** Written task **
Skip every image and restate the data word for word.

>> START Working data

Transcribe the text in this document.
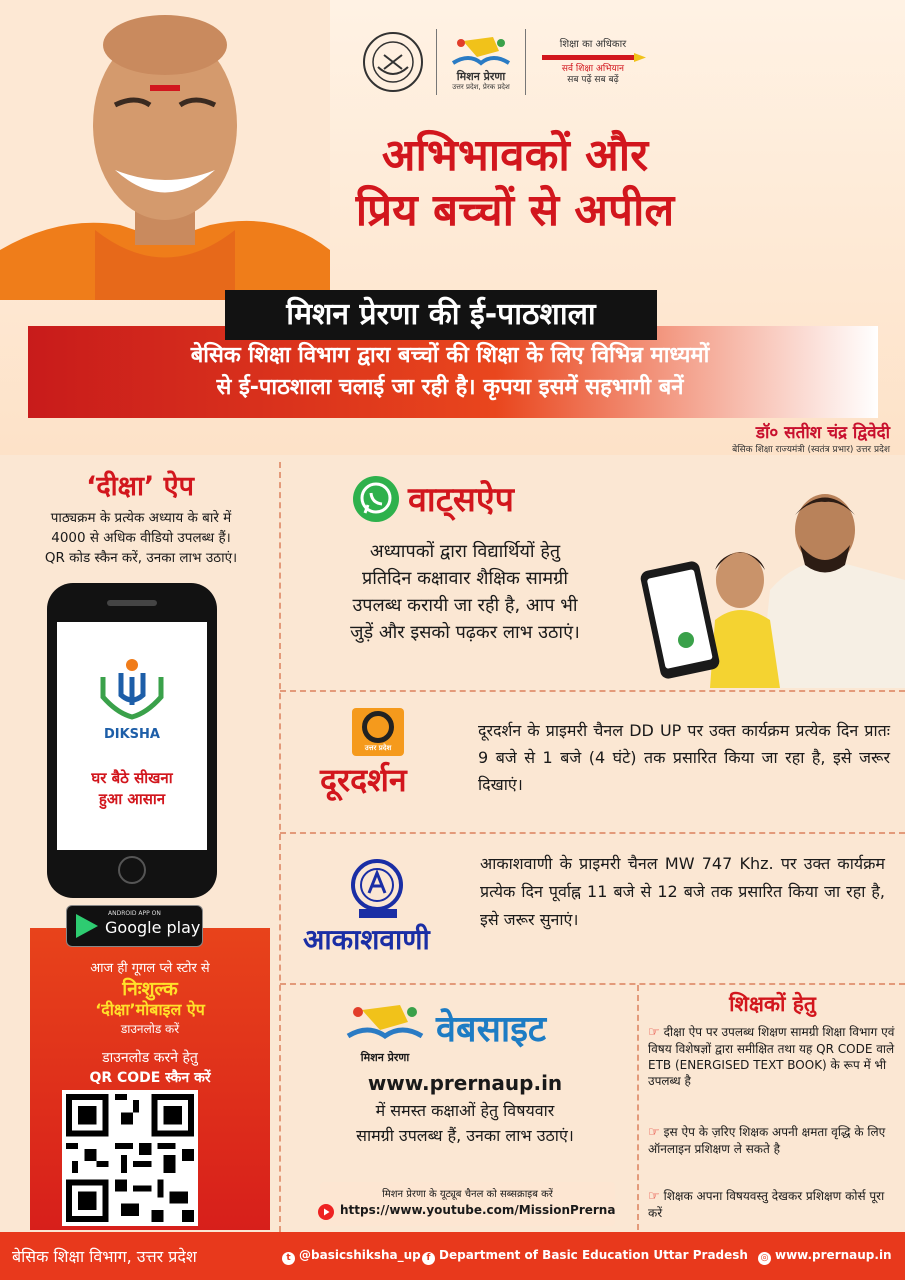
मिशन प्रेरणा
उत्तर प्रदेश, प्रेरक प्रदेश
शिक्षा का अधिकार
सर्व शिक्षा अभियान
सब पढ़ें सब बढ़ें
अभिभावकों और
प्रिय बच्चों से अपील
मिशन प्रेरणा की ई-पाठशाला
बेसिक शिक्षा विभाग द्वारा बच्चों की शिक्षा के लिए विभिन्न माध्यमों
से ई-पाठशाला चलाई जा रही है। कृपया इसमें सहभागी बनें
डॉ० सतीश चंद्र द्विवेदी
बेसिक शिक्षा राज्यमंत्री (स्वतंत्र प्रभार) उत्तर प्रदेश
‘दीक्षा’ ऐप
पाठ्यक्रम के प्रत्येक अध्याय के बारे में
4000 से अधिक वीडियो उपलब्ध हैं।
QR कोड स्कैन करें, उनका लाभ उठाएं।
DIKSHA
घर बैठे सीखना
हुआ आसान
ANDROID APP ON
Google play
आज ही गूगल प्ले स्टोर से
निःशुल्क
‘दीक्षा’मोबाइल ऐप
डाउनलोड करें
डाउनलोड करने हेतु
QR CODE स्कैन करें
वाट्सऐप
अध्यापकों द्वारा विद्यार्थियों हेतु
प्रतिदिन कक्षावार शैक्षिक सामग्री
उपलब्ध करायी जा रही है, आप भी
जुड़ें और इसको पढ़कर लाभ उठाएं।
उत्तर प्रदेश
दूरदर्शन
दूरदर्शन के प्राइमरी चैनल DD UP पर उक्त कार्यक्रम प्रत्येक दिन प्रातः 9 बजे से 1 बजे (4 घंटे) तक प्रसारित किया जा रहा है, इसे जरूर दिखाएं।
आकाशवाणी
आकाशवाणी के प्राइमरी चैनल MW 747 Khz. पर उक्त कार्यक्रम प्रत्येक दिन पूर्वाह्न 11 बजे से 12 बजे तक प्रसारित किया जा रहा है, इसे जरूर सुनाएं।
मिशन प्रेरणा
वेबसाइट
www.prernaup.in
में समस्त कक्षाओं हेतु विषयवार
सामग्री उपलब्ध हैं, उनका लाभ उठाएं।
मिशन प्रेरणा के यूट्यूब चैनल को सब्सक्राइब करें
https://www.youtube.com/MissionPrerna
शिक्षकों हेतु
☞ दीक्षा ऐप पर उपलब्ध शिक्षण सामग्री शिक्षा विभाग एवं विषय विशेषज्ञों द्वारा समीक्षित तथा यह QR CODE वाले ETB (ENERGISED TEXT BOOK) के रूप में भी उपलब्ध है
☞ इस ऐप के ज़रिए शिक्षक अपनी क्षमता वृद्धि के लिए ऑनलाइन प्रशिक्षण ले सकते है
☞ शिक्षक अपना विषयवस्तु देखकर प्रशिक्षण कोर्स पूरा करें
बेसिक शिक्षा विभाग, उत्तर प्रदेश	t @basicshiksha_up f Department of Basic Education Uttar Pradesh ◎ www.prernaup.in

>> END Working data

** Written solution **
Transcribe the text in this document.
मिशन प्रेरणा
उत्तर प्रदेश, प्रेरक प्रदेश
शिक्षा का अधिकार
सर्व शिक्षा अभियान
सब पढ़ें सब बढ़ें
अभिभावकों और
प्रिय बच्चों से अपील
मिशन प्रेरणा की ई-पाठशाला
बेसिक शिक्षा विभाग द्वारा बच्चों की शिक्षा के लिए विभिन्न माध्यमों
से ई-पाठशाला चलाई जा रही है। कृपया इसमें सहभागी बनें
डॉ० सतीश चंद्र द्विवेदी
बेसिक शिक्षा राज्यमंत्री (स्वतंत्र प्रभार) उत्तर प्रदेश
‘दीक्षा’ ऐप
पाठ्यक्रम के प्रत्येक अध्याय के बारे में
4000 से अधिक वीडियो उपलब्ध हैं।
QR कोड स्कैन करें, उनका लाभ उठाएं।
DIKSHA
घर बैठे सीखना
हुआ आसान
ANDROID APP ON
Google play
आज ही गूगल प्ले स्टोर से
निःशुल्क
‘दीक्षा’मोबाइल ऐप
डाउनलोड करें
डाउनलोड करने हेतु
QR CODE स्कैन करें
वाट्सऐप
अध्यापकों द्वारा विद्यार्थियों हेतु
प्रतिदिन कक्षावार शैक्षिक सामग्री
उपलब्ध करायी जा रही है, आप भी
जुड़ें और इसको पढ़कर लाभ उठाएं।
उत्तर प्रदेश
दूरदर्शन
दूरदर्शन के प्राइमरी चैनल DD UP पर उक्त कार्यक्रम प्रत्येक दिन प्रातः 9 बजे से 1 बजे (4 घंटे) तक प्रसारित किया जा रहा है, इसे जरूर दिखाएं।
आकाशवाणी
आकाशवाणी के प्राइमरी चैनल MW 747 Khz. पर उक्त कार्यक्रम प्रत्येक दिन पूर्वाह्न 11 बजे से 12 बजे तक प्रसारित किया जा रहा है, इसे जरूर सुनाएं।
मिशन प्रेरणा
वेबसाइट
www.prernaup.in
में समस्त कक्षाओं हेतु विषयवार
सामग्री उपलब्ध हैं, उनका लाभ उठाएं।
मिशन प्रेरणा के यूट्यूब चैनल को सब्सक्राइब करें
https://www.youtube.com/MissionPrerna
शिक्षकों हेतु
☞ दीक्षा ऐप पर उपलब्ध शिक्षण सामग्री शिक्षा विभाग एवं विषय विशेषज्ञों द्वारा समीक्षित तथा यह QR CODE वाले ETB (ENERGISED TEXT BOOK) के रूप में भी उपलब्ध है
☞ इस ऐप के ज़रिए शिक्षक अपनी क्षमता वृद्धि के लिए ऑनलाइन प्रशिक्षण ले सकते है
☞ शिक्षक अपना विषयवस्तु देखकर प्रशिक्षण कोर्स पूरा करें
बेसिक शिक्षा विभाग, उत्तर प्रदेश	t @basicshiksha_up f Department of Basic Education Uttar Pradesh ◎ www.prernaup.in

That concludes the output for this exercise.